• [Stored data entries]
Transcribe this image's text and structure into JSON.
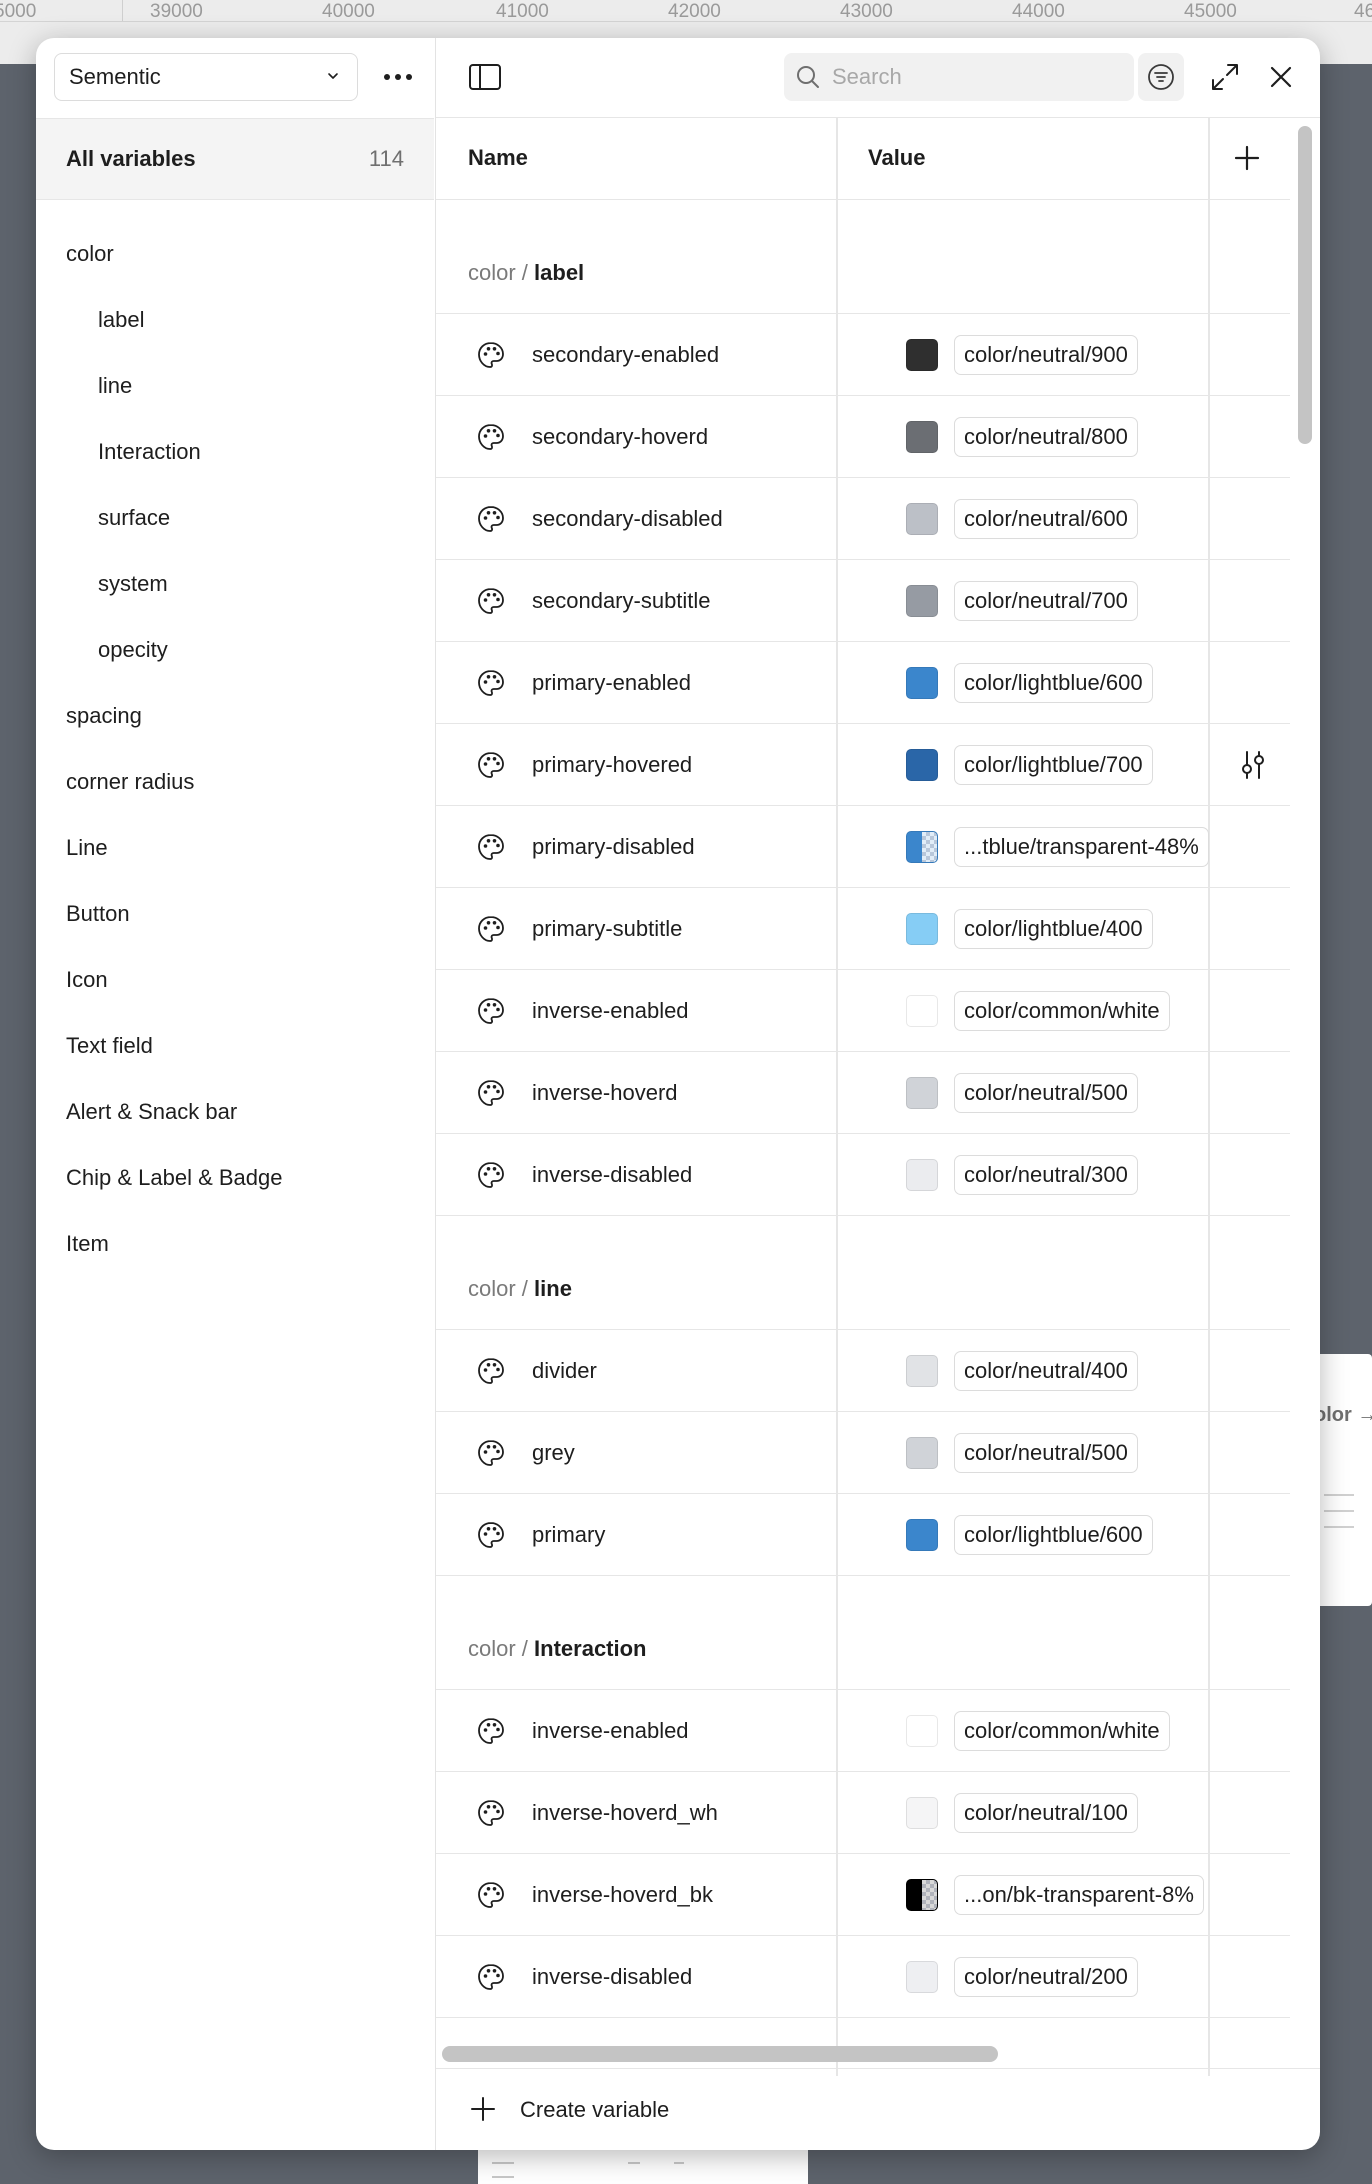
{
  "ruler": {
    "ticks": [
      "5000",
      "39000",
      "40000",
      "41000",
      "42000",
      "43000",
      "44000",
      "45000",
      "46"
    ]
  },
  "background": {
    "right_frame_fragment": "olor →"
  },
  "sidebar": {
    "collection_name": "Sementic",
    "all_variables_label": "All variables",
    "all_variables_count": "114",
    "groups": [
      {
        "label": "color",
        "sub": false
      },
      {
        "label": "label",
        "sub": true
      },
      {
        "label": "line",
        "sub": true
      },
      {
        "label": "Interaction",
        "sub": true
      },
      {
        "label": "surface",
        "sub": true
      },
      {
        "label": "system",
        "sub": true
      },
      {
        "label": "opecity",
        "sub": true
      },
      {
        "label": "spacing",
        "sub": false
      },
      {
        "label": "corner radius",
        "sub": false
      },
      {
        "label": "Line",
        "sub": false
      },
      {
        "label": "Button",
        "sub": false
      },
      {
        "label": "Icon",
        "sub": false
      },
      {
        "label": "Text field",
        "sub": false
      },
      {
        "label": "Alert & Snack bar",
        "sub": false
      },
      {
        "label": "Chip & Label & Badge",
        "sub": false
      },
      {
        "label": "Item",
        "sub": false
      }
    ]
  },
  "toolbar": {
    "search_placeholder": "Search"
  },
  "table": {
    "col_name": "Name",
    "col_value": "Value",
    "sections": [
      {
        "prefix": "color / ",
        "group": "label",
        "rows": [
          {
            "name": "secondary-enabled",
            "value": "color/neutral/900",
            "swatch": "#2f2f2f",
            "transparent": false
          },
          {
            "name": "secondary-hoverd",
            "value": "color/neutral/800",
            "swatch": "#6b6e73",
            "transparent": false
          },
          {
            "name": "secondary-disabled",
            "value": "color/neutral/600",
            "swatch": "#bcc0c7",
            "transparent": false
          },
          {
            "name": "secondary-subtitle",
            "value": "color/neutral/700",
            "swatch": "#969ba3",
            "transparent": false
          },
          {
            "name": "primary-enabled",
            "value": "color/lightblue/600",
            "swatch": "#3b86cc",
            "transparent": false
          },
          {
            "name": "primary-hovered",
            "value": "color/lightblue/700",
            "swatch": "#2a66a8",
            "transparent": false,
            "hover_edit": true
          },
          {
            "name": "primary-disabled",
            "value": "...tblue/transparent-48%",
            "swatch": "#3b86cc",
            "transparent": true
          },
          {
            "name": "primary-subtitle",
            "value": "color/lightblue/400",
            "swatch": "#86cdf5",
            "transparent": false
          },
          {
            "name": "inverse-enabled",
            "value": "color/common/white",
            "swatch": "#ffffff",
            "transparent": false
          },
          {
            "name": "inverse-hoverd",
            "value": "color/neutral/500",
            "swatch": "#d0d3d8",
            "transparent": false
          },
          {
            "name": "inverse-disabled",
            "value": "color/neutral/300",
            "swatch": "#ebecef",
            "transparent": false
          }
        ]
      },
      {
        "prefix": "color / ",
        "group": "line",
        "rows": [
          {
            "name": "divider",
            "value": "color/neutral/400",
            "swatch": "#e1e3e6",
            "transparent": false
          },
          {
            "name": "grey",
            "value": "color/neutral/500",
            "swatch": "#d0d3d8",
            "transparent": false
          },
          {
            "name": "primary",
            "value": "color/lightblue/600",
            "swatch": "#3b86cc",
            "transparent": false
          }
        ]
      },
      {
        "prefix": "color / ",
        "group": "Interaction",
        "rows": [
          {
            "name": "inverse-enabled",
            "value": "color/common/white",
            "swatch": "#ffffff",
            "transparent": false
          },
          {
            "name": "inverse-hoverd_wh",
            "value": "color/neutral/100",
            "swatch": "#f5f5f6",
            "transparent": false
          },
          {
            "name": "inverse-hoverd_bk",
            "value": "...on/bk-transparent-8%",
            "swatch": "#000000",
            "transparent": true
          },
          {
            "name": "inverse-disabled",
            "value": "color/neutral/200",
            "swatch": "#eeeff2",
            "transparent": false
          }
        ]
      }
    ]
  },
  "footer": {
    "create_label": "Create variable"
  },
  "icons": {
    "row_icon": "palette-icon",
    "edit_icon": "sliders-icon"
  }
}
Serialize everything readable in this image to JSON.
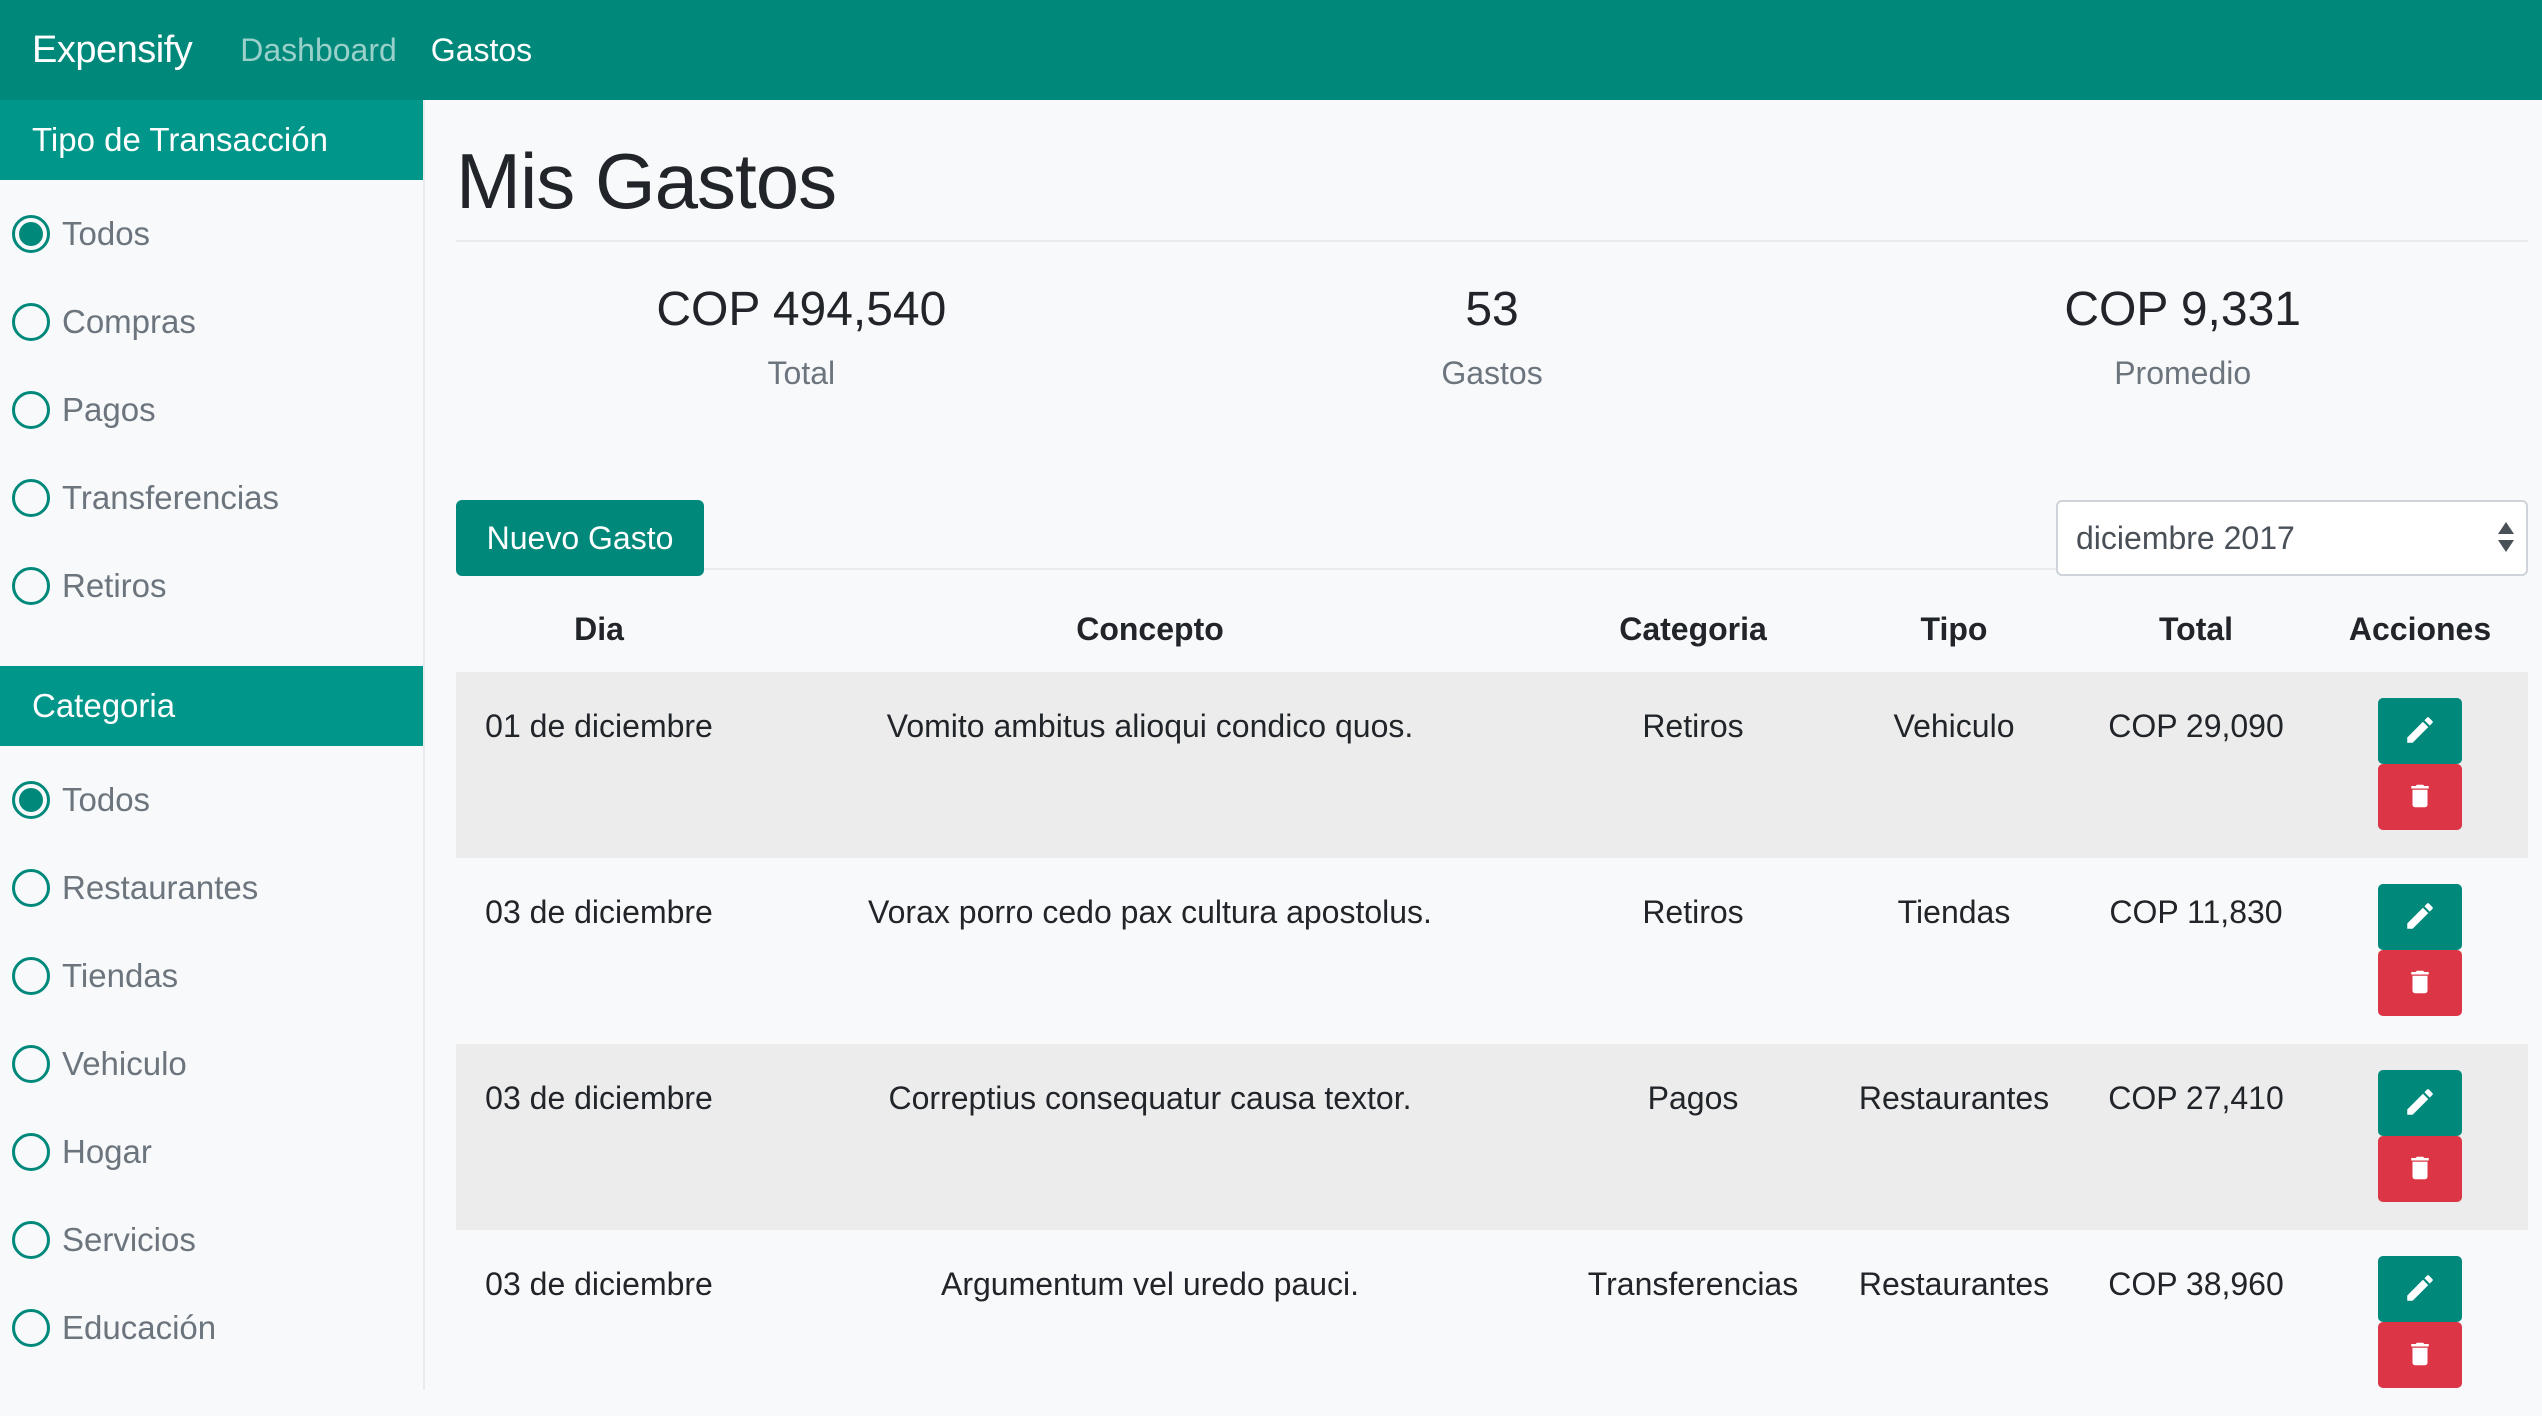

• [WRITTEN REQUEST]
Quote the records in full and exactly; skip any image.

• [THE COMPLETED TASK]
Transcribe this image's text and structure into JSON.
{
  "ruler": {
    "ticks": [
      "5000",
      "39000",
      "40000",
      "41000",
      "42000",
      "43000",
      "44000",
      "45000",
      "46"
    ]
  },
  "background": {
    "right_frame_fragment": "olor →"
  },
  "sidebar": {
    "collection_name": "Sementic",
    "all_variables_label": "All variables",
    "all_variables_count": "114",
    "groups": [
      {
        "label": "color",
        "sub": false
      },
      {
        "label": "label",
        "sub": true
      },
      {
        "label": "line",
        "sub": true
      },
      {
        "label": "Interaction",
        "sub": true
      },
      {
        "label": "surface",
        "sub": true
      },
      {
        "label": "system",
        "sub": true
      },
      {
        "label": "opecity",
        "sub": true
      },
      {
        "label": "spacing",
        "sub": false
      },
      {
        "label": "corner radius",
        "sub": false
      },
      {
        "label": "Line",
        "sub": false
      },
      {
        "label": "Button",
        "sub": false
      },
      {
        "label": "Icon",
        "sub": false
      },
      {
        "label": "Text field",
        "sub": false
      },
      {
        "label": "Alert & Snack bar",
        "sub": false
      },
      {
        "label": "Chip & Label & Badge",
        "sub": false
      },
      {
        "label": "Item",
        "sub": false
      }
    ]
  },
  "toolbar": {
    "search_placeholder": "Search"
  },
  "table": {
    "col_name": "Name",
    "col_value": "Value",
    "sections": [
      {
        "prefix": "color / ",
        "group": "label",
        "rows": [
          {
            "name": "secondary-enabled",
            "value": "color/neutral/900",
            "swatch": "#2f2f2f",
            "transparent": false
          },
          {
            "name": "secondary-hoverd",
            "value": "color/neutral/800",
            "swatch": "#6b6e73",
            "transparent": false
          },
          {
            "name": "secondary-disabled",
            "value": "color/neutral/600",
            "swatch": "#bcc0c7",
            "transparent": false
          },
          {
            "name": "secondary-subtitle",
            "value": "color/neutral/700",
            "swatch": "#969ba3",
            "transparent": false
          },
          {
            "name": "primary-enabled",
            "value": "color/lightblue/600",
            "swatch": "#3b86cc",
            "transparent": false
          },
          {
            "name": "primary-hovered",
            "value": "color/lightblue/700",
            "swatch": "#2a66a8",
            "transparent": false,
            "hover_edit": true
          },
          {
            "name": "primary-disabled",
            "value": "...tblue/transparent-48%",
            "swatch": "#3b86cc",
            "transparent": true
          },
          {
            "name": "primary-subtitle",
            "value": "color/lightblue/400",
            "swatch": "#86cdf5",
            "transparent": false
          },
          {
            "name": "inverse-enabled",
            "value": "color/common/white",
            "swatch": "#ffffff",
            "transparent": false
          },
          {
            "name": "inverse-hoverd",
            "value": "color/neutral/500",
            "swatch": "#d0d3d8",
            "transparent": false
          },
          {
            "name": "inverse-disabled",
            "value": "color/neutral/300",
            "swatch": "#ebecef",
            "transparent": false
          }
        ]
      },
      {
        "prefix": "color / ",
        "group": "line",
        "rows": [
          {
            "name": "divider",
            "value": "color/neutral/400",
            "swatch": "#e1e3e6",
            "transparent": false
          },
          {
            "name": "grey",
            "value": "color/neutral/500",
            "swatch": "#d0d3d8",
            "transparent": false
          },
          {
            "name": "primary",
            "value": "color/lightblue/600",
            "swatch": "#3b86cc",
            "transparent": false
          }
        ]
      },
      {
        "prefix": "color / ",
        "group": "Interaction",
        "rows": [
          {
            "name": "inverse-enabled",
            "value": "color/common/white",
            "swatch": "#ffffff",
            "transparent": false
          },
          {
            "name": "inverse-hoverd_wh",
            "value": "color/neutral/100",
            "swatch": "#f5f5f6",
            "transparent": false
          },
          {
            "name": "inverse-hoverd_bk",
            "value": "...on/bk-transparent-8%",
            "swatch": "#000000",
            "transparent": true
          },
          {
            "name": "inverse-disabled",
            "value": "color/neutral/200",
            "swatch": "#eeeff2",
            "transparent": false
          }
        ]
      }
    ]
  },
  "footer": {
    "create_label": "Create variable"
  },
  "icons": {
    "row_icon": "palette-icon",
    "edit_icon": "sliders-icon"
  }
}
Serialize everything readable in this image to JSON.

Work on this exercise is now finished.